> **SHORT EXERCISE**
Return all lines from the listing below in which the string "μετά" occurs.

═══ RAW RECORDS ═══

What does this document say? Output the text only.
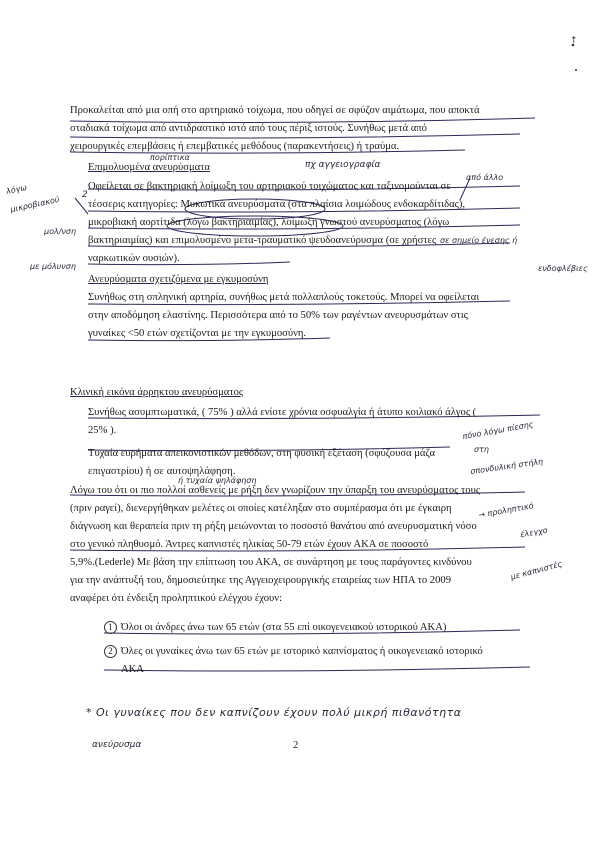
Προκαλείται από μια οπή στο αρτηριακό τοίχωμα, που οδηγεί σε σφύζον αιμάτωμα, που αποκτά
σταδιακά τοίχωμα από αντιδραστικό ιστό από τους πέριξ ιστούς. Συνήθως μετά από
χειρουργικές επεμβάσεις ή επεμβατικές μεθόδους (παρακεντήσεις) ή τραύμα.
Επιμολυσμένα ανευρύσματα
Οφείλεται σε βακτηριακή λοίμωξη του αρτηριακού τοιχώματος και ταξινομούνται σε
τέσσερις κατηγορίες: Μυκωτικά ανευρύσματα (στα πλαίσια λοιμώδους ενδοκαρδίτιδας),
μικροβιακή αορτίτιδα (λόγω βακτηριαιμίας), λοίμωξη γνωστού ανευρύσματος (λόγω
βακτηριαιμίας) και επιμολυσμένο μετα-τραυματικό ψευδοανεύρυσμα (σε χρήστες
ναρκωτικών ουσιών).
Ανευρύσματα σχετιζόμενα με εγκυμοσύνη
Συνήθως στη σπληνική αρτηρία, συνήθως μετά πολλαπλούς τοκετούς. Μπορεί να οφείλεται
στην αποδόμηση ελαστίνης. Περισσότερα από το 50% των ραγέντων ανευρυσμάτων στις
γυναίκες <50 ετών σχετίζονται με την εγκυμοσύνη.
Κλινική εικόνα άρρηκτου ανευρύσματος
Συνήθως ασυμπτωματικά, ( 75% ) αλλά ενίοτε χρόνια οσφυαλγία ή άτυπο κοιλιακό άλγος (
25% ).
Τυχαία ευρήματα απεικονιστικών μεθόδων, στη φυσική εξέταση (σφύζουσα μάζα
επιγαστρίου) ή σε αυτοψηλάφηση.
Λόγω του ότι οι πιο πολλοί ασθενείς με ρήξη δεν γνωρίζουν την ύπαρξη του ανευρύσματος τους
(πριν ραγεί), διενεργήθηκαν μελέτες οι οποίες κατέληξαν στο συμπέρασμα ότι με έγκαιρη
διάγνωση και θεραπεία πριν τη ρήξη μειώνονται το ποσοστό θανάτου από ανευρυσματική νόσο
στο γενικό πληθυσμό. Άντρες καπνιστές ηλικίας 50-79 ετών έχουν ΑΚΑ σε ποσοστό
5,9%.(Lederle) Με βάση την επίπτωση του ΑΚΑ, σε συνάρτηση με τους παράγοντες κινδύνου
για την ανάπτυξή του, δημοσιεύτηκε της Αγγειοχειρουργικής εταιρείας των ΗΠΑ το 2009
αναφέρει ότι ένδειξη προληπτικού ελέγχου έχουν:
1 Όλοι οι άνδρες άνω των 65 ετών (στα 55 επί οικογενειακού ιστορικού ΑΚΑ)
2 Όλες οι γυναίκες άνω των 65 ετών με ιστορικό καπνίσματος ή οικογενειακό ιστορικό
ΑΚΑ
2
↑
πορίπτικα
πχ αγγειογραφία
λόγω
μικροβιακού
μολ/νση
με μόλυνση
2
από άλλο
σε σημείο ένεσης ή
ενδοφλέβιες
πόνο λόγω πίεσης
στη
σπονδυλική στήλη
ή τυχαία ψηλάφηση
→ προληπτικό
έλεγχο
με καπνιστές
* Οι γυναίκες που δεν καπνίζουν έχουν πολύ μικρή πιθανότητα
ανεύρυσμα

═══

> **WRITTEN SOLUTION**
σταδιακά τοίχωμα από αντιδραστικό ιστό από τους πέριξ ιστούς. Συνήθως μετά από
Συνήθως στη σπληνική αρτηρία, συνήθως μετά πολλαπλούς τοκετούς. Μπορεί να οφείλεται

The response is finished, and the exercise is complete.